A block of data:
┌──
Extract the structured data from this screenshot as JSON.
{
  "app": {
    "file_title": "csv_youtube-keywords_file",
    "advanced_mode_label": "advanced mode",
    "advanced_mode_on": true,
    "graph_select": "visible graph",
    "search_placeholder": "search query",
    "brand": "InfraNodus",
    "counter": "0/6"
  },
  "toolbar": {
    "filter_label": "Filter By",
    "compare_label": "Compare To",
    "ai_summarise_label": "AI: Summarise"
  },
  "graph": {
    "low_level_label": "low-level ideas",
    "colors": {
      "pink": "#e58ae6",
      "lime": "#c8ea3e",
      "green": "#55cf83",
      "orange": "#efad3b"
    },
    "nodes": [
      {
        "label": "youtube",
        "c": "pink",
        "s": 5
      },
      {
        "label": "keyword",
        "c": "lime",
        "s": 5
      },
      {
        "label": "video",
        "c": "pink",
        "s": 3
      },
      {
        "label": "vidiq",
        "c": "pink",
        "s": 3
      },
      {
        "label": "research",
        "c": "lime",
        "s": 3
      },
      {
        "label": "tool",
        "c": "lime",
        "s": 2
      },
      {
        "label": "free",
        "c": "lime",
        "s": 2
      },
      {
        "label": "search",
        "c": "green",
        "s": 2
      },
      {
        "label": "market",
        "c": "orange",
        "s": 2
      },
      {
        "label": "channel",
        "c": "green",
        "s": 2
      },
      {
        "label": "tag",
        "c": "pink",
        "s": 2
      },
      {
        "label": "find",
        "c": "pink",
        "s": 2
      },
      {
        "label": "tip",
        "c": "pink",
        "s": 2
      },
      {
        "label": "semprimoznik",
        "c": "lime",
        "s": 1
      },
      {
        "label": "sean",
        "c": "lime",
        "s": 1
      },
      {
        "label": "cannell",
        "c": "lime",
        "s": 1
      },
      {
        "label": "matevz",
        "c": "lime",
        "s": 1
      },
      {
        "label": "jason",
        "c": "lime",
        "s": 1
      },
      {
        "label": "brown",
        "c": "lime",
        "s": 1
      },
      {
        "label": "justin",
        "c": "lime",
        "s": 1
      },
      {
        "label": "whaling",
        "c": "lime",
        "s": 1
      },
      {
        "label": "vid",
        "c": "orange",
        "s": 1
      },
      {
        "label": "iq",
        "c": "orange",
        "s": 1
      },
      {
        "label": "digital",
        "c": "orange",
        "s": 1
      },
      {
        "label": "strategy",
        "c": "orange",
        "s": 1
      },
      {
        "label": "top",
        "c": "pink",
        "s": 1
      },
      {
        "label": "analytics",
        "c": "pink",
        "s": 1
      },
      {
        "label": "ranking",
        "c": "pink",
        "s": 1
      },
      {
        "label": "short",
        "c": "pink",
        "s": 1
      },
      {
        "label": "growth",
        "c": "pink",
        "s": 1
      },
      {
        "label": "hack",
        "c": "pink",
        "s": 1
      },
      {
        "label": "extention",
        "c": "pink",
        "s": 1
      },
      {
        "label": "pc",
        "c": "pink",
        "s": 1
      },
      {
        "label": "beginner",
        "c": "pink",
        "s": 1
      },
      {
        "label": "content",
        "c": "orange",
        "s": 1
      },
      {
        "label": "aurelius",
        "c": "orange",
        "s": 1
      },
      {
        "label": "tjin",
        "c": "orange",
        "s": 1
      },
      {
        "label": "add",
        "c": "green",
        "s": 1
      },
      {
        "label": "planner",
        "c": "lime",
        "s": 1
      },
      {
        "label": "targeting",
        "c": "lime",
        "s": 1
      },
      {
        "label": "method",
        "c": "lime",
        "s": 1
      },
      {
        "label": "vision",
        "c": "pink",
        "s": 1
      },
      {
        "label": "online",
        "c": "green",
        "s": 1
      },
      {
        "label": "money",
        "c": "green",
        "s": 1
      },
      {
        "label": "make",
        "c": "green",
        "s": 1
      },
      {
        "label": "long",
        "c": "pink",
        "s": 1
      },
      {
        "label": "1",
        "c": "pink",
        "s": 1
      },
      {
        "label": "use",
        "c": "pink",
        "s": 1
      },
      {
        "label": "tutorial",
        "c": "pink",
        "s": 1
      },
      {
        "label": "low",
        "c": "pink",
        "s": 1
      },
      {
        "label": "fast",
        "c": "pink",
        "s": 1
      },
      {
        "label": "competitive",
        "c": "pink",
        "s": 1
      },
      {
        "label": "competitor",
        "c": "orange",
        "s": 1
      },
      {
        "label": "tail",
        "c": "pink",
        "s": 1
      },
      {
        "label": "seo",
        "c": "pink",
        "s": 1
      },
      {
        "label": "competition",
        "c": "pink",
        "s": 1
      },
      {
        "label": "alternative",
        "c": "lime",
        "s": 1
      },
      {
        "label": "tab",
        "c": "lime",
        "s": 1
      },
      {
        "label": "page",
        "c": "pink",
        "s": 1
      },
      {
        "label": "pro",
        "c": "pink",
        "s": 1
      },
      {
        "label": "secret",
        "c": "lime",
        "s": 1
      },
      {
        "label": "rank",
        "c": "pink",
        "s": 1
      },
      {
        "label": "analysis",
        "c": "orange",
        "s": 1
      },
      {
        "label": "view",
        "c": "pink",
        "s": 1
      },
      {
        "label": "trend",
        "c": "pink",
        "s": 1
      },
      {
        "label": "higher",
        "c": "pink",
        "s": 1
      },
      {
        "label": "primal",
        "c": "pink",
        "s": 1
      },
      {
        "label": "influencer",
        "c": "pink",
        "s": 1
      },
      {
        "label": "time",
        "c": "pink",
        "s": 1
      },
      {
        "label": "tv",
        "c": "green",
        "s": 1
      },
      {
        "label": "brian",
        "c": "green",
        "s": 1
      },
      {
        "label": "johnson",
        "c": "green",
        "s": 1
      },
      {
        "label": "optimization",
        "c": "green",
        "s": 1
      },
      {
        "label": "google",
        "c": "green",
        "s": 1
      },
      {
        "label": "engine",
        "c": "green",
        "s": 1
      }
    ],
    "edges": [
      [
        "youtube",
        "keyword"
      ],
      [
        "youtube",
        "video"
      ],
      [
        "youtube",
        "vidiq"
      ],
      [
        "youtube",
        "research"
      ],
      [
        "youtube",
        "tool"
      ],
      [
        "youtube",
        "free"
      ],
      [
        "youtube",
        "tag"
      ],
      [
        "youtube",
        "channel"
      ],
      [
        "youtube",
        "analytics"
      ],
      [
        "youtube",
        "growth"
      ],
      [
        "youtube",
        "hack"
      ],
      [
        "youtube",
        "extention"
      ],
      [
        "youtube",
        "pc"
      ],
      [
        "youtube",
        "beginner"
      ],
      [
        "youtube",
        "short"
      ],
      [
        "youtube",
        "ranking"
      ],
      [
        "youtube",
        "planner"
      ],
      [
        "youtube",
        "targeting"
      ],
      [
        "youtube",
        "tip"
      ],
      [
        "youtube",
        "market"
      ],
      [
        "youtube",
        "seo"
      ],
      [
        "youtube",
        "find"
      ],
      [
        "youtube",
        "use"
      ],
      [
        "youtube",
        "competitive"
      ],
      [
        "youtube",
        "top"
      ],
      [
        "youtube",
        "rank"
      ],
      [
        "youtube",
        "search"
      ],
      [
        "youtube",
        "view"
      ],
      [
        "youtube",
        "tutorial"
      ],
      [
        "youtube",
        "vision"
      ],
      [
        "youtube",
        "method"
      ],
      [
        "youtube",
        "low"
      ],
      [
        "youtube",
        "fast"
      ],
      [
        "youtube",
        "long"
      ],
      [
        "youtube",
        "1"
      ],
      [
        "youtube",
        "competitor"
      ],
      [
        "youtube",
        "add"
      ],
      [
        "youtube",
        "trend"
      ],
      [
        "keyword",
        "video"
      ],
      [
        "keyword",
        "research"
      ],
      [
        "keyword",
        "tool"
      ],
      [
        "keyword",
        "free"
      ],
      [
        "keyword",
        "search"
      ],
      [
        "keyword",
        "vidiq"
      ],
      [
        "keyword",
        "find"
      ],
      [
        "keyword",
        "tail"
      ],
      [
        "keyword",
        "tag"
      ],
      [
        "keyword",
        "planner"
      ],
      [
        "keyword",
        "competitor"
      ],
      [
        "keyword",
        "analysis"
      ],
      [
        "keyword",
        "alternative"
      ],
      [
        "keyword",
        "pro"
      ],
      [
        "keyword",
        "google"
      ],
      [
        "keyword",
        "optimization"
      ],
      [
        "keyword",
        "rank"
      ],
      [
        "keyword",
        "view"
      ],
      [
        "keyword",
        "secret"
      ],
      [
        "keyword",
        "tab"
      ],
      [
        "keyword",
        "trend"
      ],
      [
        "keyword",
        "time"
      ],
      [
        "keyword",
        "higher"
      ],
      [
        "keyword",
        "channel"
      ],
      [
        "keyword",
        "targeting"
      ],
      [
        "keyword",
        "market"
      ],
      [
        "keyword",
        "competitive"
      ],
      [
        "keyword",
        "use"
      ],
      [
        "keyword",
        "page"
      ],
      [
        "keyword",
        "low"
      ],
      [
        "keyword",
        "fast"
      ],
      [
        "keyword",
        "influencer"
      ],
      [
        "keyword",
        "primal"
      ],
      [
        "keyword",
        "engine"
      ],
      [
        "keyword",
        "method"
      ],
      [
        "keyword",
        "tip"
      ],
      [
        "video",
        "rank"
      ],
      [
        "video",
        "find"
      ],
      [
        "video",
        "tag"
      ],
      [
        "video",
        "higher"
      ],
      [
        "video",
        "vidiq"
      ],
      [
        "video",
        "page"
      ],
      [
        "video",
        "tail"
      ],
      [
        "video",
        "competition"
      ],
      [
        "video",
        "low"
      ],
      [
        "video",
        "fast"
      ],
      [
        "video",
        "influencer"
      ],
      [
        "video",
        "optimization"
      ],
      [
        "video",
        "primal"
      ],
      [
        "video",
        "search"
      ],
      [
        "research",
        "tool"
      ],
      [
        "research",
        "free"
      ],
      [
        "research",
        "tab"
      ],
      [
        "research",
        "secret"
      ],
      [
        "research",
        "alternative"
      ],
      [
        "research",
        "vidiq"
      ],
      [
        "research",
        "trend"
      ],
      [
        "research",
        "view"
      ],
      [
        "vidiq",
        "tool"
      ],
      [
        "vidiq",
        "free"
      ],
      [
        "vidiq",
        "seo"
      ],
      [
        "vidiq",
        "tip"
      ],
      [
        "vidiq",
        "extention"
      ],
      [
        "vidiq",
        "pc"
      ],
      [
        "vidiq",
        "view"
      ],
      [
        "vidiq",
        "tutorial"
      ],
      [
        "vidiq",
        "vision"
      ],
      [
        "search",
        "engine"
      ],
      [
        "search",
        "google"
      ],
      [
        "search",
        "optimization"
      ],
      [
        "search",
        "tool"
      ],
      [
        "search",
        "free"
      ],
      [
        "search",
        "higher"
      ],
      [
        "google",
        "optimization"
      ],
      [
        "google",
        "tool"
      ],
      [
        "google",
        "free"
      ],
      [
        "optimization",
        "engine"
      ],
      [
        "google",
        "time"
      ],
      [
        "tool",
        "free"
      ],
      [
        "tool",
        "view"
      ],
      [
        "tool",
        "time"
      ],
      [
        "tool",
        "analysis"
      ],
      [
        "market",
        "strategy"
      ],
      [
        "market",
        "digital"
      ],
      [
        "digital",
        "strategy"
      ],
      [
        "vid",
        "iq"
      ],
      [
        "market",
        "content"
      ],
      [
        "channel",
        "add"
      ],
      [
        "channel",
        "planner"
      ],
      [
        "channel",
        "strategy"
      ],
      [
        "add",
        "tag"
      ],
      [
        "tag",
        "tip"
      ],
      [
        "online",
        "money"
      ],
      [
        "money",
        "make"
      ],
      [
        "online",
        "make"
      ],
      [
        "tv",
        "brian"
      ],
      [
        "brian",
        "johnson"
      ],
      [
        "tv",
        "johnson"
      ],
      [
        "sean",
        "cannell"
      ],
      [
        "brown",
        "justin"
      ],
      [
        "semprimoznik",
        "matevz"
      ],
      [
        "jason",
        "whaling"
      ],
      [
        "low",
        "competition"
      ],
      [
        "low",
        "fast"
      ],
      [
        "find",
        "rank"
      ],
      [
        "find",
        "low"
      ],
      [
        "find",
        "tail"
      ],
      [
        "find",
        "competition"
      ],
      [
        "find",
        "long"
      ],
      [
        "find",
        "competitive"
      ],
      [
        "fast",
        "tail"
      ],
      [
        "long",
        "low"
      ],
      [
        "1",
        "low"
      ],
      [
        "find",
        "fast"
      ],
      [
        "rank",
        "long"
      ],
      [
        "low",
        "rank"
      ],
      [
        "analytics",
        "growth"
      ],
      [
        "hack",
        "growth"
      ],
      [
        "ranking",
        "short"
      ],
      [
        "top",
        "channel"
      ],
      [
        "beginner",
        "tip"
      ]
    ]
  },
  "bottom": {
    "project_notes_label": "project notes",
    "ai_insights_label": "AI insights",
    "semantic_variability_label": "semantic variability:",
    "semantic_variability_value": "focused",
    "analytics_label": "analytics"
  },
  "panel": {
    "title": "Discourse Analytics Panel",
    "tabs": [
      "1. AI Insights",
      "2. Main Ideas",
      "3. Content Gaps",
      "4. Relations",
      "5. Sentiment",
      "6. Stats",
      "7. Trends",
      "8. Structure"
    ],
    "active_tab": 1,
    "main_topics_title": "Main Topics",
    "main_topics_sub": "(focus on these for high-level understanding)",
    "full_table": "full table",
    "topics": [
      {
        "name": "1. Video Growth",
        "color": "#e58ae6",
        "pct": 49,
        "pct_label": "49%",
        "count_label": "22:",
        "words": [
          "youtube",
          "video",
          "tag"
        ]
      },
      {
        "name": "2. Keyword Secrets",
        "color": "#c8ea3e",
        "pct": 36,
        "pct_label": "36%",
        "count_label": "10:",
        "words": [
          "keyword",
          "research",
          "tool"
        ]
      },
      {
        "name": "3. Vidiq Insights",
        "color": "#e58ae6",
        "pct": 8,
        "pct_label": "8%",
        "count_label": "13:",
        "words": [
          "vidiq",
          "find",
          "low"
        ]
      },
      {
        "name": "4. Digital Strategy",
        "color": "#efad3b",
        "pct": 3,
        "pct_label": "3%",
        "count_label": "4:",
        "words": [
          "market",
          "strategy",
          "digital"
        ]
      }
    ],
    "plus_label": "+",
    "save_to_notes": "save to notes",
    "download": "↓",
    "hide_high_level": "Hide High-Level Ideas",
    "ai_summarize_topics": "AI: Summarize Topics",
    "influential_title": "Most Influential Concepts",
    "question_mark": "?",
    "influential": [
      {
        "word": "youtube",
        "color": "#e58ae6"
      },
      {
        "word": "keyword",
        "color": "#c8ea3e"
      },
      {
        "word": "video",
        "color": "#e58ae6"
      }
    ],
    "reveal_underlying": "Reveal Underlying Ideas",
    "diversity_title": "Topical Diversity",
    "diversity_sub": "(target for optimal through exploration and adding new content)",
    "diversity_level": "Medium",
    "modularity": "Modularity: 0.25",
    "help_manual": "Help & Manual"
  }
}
└──
*TASK PROMPT*
Identify and extract each line of the listing that contains "name".

*EXPECTED ANSWER*
        "name": "1. Video Growth",
        "name": "2. Keyword Secrets",
        "name": "3. Vidiq Insights",
        "name": "4. Digital Strategy",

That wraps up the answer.